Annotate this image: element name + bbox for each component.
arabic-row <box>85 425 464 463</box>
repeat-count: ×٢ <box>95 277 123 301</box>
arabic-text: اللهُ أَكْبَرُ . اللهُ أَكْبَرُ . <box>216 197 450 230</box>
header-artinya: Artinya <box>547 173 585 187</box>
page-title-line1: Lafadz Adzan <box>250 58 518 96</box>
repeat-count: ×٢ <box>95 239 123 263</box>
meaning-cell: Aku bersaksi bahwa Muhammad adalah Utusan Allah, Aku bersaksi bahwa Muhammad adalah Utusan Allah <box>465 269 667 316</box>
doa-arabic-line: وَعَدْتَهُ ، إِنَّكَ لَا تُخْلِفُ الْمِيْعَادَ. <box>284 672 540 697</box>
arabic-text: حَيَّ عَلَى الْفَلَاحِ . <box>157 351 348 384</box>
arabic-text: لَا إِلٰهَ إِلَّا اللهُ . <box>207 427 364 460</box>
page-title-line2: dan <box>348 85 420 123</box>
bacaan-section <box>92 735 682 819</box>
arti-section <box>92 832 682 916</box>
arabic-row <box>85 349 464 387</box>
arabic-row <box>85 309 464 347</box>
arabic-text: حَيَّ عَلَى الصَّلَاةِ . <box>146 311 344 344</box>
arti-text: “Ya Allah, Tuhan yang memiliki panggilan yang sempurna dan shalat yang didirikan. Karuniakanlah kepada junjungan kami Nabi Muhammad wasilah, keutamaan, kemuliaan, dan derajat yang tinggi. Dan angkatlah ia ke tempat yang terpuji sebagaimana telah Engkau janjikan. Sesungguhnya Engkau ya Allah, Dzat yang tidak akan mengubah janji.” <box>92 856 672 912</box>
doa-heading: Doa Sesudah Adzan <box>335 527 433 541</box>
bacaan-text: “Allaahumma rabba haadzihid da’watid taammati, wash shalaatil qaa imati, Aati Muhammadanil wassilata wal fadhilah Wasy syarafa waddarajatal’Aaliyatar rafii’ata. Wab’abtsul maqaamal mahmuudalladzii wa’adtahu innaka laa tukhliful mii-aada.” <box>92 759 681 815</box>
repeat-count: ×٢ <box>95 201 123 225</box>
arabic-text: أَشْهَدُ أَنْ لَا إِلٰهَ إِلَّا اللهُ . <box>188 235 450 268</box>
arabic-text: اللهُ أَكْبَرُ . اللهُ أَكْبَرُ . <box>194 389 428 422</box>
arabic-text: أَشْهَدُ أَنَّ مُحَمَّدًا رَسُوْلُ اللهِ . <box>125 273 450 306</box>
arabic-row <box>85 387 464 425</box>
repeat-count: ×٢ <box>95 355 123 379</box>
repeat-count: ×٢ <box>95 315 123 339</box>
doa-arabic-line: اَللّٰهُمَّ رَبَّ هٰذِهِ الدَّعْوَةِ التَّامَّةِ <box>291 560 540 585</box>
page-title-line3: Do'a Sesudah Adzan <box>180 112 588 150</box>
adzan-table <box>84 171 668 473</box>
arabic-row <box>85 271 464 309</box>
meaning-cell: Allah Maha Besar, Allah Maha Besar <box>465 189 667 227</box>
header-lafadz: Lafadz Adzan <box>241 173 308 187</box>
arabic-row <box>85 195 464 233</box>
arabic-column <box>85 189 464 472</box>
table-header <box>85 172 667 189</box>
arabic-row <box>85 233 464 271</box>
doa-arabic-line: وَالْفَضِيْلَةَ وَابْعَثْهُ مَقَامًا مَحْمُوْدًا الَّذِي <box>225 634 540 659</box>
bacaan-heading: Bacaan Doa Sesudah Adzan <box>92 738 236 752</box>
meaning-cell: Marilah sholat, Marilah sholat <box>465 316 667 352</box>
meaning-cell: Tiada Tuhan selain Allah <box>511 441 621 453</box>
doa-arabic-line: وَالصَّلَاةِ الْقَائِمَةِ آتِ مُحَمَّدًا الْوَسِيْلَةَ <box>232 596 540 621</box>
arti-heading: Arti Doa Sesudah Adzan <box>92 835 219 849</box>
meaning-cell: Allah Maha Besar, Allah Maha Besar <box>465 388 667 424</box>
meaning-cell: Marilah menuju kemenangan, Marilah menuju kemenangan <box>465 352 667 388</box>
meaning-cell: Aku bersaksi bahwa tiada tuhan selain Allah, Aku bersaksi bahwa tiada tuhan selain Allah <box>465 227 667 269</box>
* * * * * * *
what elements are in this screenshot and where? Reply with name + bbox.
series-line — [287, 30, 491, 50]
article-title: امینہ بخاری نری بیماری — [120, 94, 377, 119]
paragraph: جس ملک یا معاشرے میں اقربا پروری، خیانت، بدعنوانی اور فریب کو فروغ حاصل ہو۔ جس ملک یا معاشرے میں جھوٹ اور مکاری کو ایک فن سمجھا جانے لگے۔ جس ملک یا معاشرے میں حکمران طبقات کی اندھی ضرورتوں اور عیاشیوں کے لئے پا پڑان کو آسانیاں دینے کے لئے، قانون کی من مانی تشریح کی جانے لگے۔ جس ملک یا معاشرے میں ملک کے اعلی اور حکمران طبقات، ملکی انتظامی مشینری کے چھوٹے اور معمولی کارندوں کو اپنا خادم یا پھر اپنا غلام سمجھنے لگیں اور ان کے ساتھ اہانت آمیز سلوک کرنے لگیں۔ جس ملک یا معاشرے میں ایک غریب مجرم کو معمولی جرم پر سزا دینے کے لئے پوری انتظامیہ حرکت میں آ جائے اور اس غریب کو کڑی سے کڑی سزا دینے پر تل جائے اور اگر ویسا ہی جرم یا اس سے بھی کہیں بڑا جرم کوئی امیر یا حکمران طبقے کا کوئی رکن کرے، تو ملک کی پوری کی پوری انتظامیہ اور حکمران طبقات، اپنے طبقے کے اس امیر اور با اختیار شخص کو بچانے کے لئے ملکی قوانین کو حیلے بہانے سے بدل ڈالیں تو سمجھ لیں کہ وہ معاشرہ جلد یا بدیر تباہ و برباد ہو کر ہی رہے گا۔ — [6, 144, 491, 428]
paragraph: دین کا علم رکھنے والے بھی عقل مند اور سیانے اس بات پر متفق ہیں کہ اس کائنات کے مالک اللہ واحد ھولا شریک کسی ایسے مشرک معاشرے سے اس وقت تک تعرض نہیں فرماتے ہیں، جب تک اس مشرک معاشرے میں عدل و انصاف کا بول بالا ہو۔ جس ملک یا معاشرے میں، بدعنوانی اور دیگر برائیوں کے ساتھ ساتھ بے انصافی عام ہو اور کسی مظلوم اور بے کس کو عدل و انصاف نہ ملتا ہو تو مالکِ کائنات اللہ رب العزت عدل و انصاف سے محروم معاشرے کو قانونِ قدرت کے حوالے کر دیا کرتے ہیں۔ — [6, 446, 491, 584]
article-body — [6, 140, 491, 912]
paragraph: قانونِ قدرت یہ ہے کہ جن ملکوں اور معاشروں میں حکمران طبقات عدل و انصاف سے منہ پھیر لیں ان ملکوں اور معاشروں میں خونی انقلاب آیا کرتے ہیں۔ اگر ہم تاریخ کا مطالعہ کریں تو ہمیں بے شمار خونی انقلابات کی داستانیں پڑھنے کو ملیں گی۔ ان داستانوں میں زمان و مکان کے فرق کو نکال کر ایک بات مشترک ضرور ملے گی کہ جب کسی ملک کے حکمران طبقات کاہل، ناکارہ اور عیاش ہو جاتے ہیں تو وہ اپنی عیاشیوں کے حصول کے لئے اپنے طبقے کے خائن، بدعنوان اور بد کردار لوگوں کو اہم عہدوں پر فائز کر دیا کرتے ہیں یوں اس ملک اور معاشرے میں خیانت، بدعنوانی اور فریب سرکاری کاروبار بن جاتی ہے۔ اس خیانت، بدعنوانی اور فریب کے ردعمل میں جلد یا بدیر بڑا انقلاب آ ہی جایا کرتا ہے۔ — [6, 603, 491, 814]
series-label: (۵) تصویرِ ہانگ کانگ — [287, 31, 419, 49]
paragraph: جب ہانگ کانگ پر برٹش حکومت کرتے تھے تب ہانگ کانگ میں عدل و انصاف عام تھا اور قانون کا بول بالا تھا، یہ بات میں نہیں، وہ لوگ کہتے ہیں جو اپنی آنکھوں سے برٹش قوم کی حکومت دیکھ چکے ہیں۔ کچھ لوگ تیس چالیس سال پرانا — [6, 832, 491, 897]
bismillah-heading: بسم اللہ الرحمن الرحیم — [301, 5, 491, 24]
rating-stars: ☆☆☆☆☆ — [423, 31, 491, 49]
* * * * * * *
#### [EXERCISE DIRECTIONS]
Reproduce verbatim the records from the line containing "Annotate this image: element" through the line containing "repeat-count: ×٢ <box>95 315 123 339</box>", inclusive.

#### [RESULT OF THIS EXERCISE]
Annotate this image: element name + bbox for each component.
arabic-row <box>85 425 464 463</box>
repeat-count: ×٢ <box>95 277 123 301</box>
arabic-text: اللهُ أَكْبَرُ . اللهُ أَكْبَرُ . <box>216 197 450 230</box>
header-artinya: Artinya <box>547 173 585 187</box>
page-title-line1: Lafadz Adzan <box>250 58 518 96</box>
repeat-count: ×٢ <box>95 239 123 263</box>
meaning-cell: Aku bersaksi bahwa Muhammad adalah Utusan Allah, Aku bersaksi bahwa Muhammad adalah Utusan Allah <box>465 269 667 316</box>
doa-arabic-line: وَعَدْتَهُ ، إِنَّكَ لَا تُخْلِفُ الْمِيْعَادَ. <box>284 672 540 697</box>
arabic-text: حَيَّ عَلَى الْفَلَاحِ . <box>157 351 348 384</box>
arabic-text: لَا إِلٰهَ إِلَّا اللهُ . <box>207 427 364 460</box>
page-title-line2: dan <box>348 85 420 123</box>
bacaan-section <box>92 735 682 819</box>
arti-section <box>92 832 682 916</box>
arabic-row <box>85 349 464 387</box>
arabic-row <box>85 309 464 347</box>
arabic-text: حَيَّ عَلَى الصَّلَاةِ . <box>146 311 344 344</box>
arti-text: “Ya Allah, Tuhan yang memiliki panggilan yang sempurna dan shalat yang didirikan. Karuniakanlah kepada junjungan kami Nabi Muhammad wasilah, keutamaan, kemuliaan, dan derajat yang tinggi. Dan angkatlah ia ke tempat yang terpuji sebagaimana telah Engkau janjikan. Sesungguhnya Engkau ya Allah, Dzat yang tidak akan mengubah janji.” <box>92 856 672 912</box>
doa-heading: Doa Sesudah Adzan <box>335 527 433 541</box>
bacaan-text: “Allaahumma rabba haadzihid da’watid taammati, wash shalaatil qaa imati, Aati Muhammadanil wassilata wal fadhilah Wasy syarafa waddarajatal’Aaliyatar rafii’ata. Wab’abtsul maqaamal mahmuudalladzii wa’adtahu innaka laa tukhliful mii-aada.” <box>92 759 681 815</box>
repeat-count: ×٢ <box>95 201 123 225</box>
arabic-text: أَشْهَدُ أَنْ لَا إِلٰهَ إِلَّا اللهُ . <box>188 235 450 268</box>
arabic-text: اللهُ أَكْبَرُ . اللهُ أَكْبَرُ . <box>194 389 428 422</box>
arabic-text: أَشْهَدُ أَنَّ مُحَمَّدًا رَسُوْلُ اللهِ . <box>125 273 450 306</box>
arabic-row <box>85 387 464 425</box>
repeat-count: ×٢ <box>95 355 123 379</box>
repeat-count: ×٢ <box>95 315 123 339</box>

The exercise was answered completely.